• Exercise objective: Write out these lines again, switching "Silent fan" to "Quiet fan" wherever it appears and leaving everything else as it is.

— BEGIN Entries shown —

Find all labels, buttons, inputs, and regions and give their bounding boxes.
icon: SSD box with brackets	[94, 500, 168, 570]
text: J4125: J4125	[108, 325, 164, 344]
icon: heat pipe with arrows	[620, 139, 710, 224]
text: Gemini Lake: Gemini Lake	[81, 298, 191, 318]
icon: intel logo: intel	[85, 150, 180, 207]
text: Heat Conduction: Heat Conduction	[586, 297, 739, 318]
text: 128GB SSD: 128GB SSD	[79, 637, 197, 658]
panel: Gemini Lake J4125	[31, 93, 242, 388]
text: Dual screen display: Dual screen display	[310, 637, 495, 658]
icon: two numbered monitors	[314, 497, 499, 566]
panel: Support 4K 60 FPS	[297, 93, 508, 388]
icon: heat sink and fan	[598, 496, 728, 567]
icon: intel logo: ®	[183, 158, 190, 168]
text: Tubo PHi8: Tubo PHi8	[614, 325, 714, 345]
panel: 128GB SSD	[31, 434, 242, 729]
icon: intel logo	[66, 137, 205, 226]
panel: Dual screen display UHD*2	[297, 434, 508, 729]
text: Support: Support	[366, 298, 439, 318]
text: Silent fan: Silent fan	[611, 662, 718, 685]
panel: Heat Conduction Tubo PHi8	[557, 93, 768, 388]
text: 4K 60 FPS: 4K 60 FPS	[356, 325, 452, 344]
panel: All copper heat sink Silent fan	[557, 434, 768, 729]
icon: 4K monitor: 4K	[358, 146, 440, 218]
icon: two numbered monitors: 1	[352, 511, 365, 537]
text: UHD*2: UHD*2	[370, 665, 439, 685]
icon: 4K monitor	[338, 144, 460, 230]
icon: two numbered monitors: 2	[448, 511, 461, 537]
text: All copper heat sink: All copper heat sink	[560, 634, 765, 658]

— END Entries shown —

• Output:
Find all labels, buttons, inputs, and regions and give their bounding boxes.
icon: SSD box with brackets	[94, 500, 168, 570]
text: J4125: J4125	[108, 325, 164, 344]
icon: heat pipe with arrows	[620, 139, 710, 224]
text: Gemini Lake: Gemini Lake	[81, 298, 191, 318]
icon: intel logo: intel	[85, 150, 180, 207]
text: Heat Conduction: Heat Conduction	[586, 297, 739, 318]
text: 128GB SSD: 128GB SSD	[79, 637, 197, 658]
panel: Gemini Lake J4125	[31, 93, 242, 388]
text: Dual screen display: Dual screen display	[310, 637, 495, 658]
icon: two numbered monitors	[314, 497, 499, 566]
panel: Support 4K 60 FPS	[297, 93, 508, 388]
icon: heat sink and fan	[598, 496, 728, 567]
icon: intel logo: ®	[183, 158, 190, 168]
text: Tubo PHi8: Tubo PHi8	[614, 325, 714, 345]
panel: 128GB SSD	[31, 434, 242, 729]
icon: intel logo	[66, 137, 205, 226]
panel: Dual screen display UHD*2	[297, 434, 508, 729]
text: Support: Support	[366, 298, 439, 318]
text: Quiet fan: Quiet fan	[611, 662, 718, 685]
panel: Heat Conduction Tubo PHi8	[557, 93, 768, 388]
text: 4K 60 FPS: 4K 60 FPS	[356, 325, 452, 344]
panel: All copper heat sink Quiet fan	[557, 434, 768, 729]
icon: 4K monitor: 4K	[358, 146, 440, 218]
icon: two numbered monitors: 1	[352, 511, 365, 537]
text: UHD*2: UHD*2	[370, 665, 439, 685]
icon: 4K monitor	[338, 144, 460, 230]
icon: two numbered monitors: 2	[448, 511, 461, 537]
text: All copper heat sink: All copper heat sink	[560, 634, 765, 658]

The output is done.